-- Start Source data --

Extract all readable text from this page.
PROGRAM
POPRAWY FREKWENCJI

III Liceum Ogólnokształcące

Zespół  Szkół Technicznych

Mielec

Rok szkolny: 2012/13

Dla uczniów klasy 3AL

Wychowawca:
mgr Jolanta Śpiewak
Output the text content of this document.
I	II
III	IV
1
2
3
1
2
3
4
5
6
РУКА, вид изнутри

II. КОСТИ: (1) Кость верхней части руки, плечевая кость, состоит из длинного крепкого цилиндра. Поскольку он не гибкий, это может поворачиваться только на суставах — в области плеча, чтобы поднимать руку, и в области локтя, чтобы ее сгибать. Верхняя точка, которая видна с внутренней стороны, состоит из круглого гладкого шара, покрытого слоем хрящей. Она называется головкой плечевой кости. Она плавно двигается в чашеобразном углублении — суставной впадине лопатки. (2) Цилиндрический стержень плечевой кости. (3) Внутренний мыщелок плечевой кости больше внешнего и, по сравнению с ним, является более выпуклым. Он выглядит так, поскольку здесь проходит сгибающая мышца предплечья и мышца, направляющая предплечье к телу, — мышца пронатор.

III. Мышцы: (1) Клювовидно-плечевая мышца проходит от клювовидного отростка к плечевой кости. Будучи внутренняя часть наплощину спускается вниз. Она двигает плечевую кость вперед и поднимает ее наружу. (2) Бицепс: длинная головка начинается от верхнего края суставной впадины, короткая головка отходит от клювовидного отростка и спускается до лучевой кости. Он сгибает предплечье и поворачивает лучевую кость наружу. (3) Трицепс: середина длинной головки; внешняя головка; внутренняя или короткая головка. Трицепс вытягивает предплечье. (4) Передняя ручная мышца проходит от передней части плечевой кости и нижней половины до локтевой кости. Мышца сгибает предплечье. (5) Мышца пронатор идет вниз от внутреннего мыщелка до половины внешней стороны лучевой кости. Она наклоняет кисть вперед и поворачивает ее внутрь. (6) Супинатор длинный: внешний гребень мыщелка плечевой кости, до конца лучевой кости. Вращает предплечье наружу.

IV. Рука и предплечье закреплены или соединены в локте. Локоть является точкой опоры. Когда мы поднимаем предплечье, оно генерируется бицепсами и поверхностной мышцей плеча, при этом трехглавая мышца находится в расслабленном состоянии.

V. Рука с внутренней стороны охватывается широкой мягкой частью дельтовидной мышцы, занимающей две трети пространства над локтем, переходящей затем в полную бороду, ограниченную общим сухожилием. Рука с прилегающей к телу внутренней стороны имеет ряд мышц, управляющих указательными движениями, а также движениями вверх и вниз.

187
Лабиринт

-- End Source data --

● **Task goal**:
Find every line that holds "text" and copy it.

● **Task output**:
Extract all readable text from this page.
Output the text content of this document.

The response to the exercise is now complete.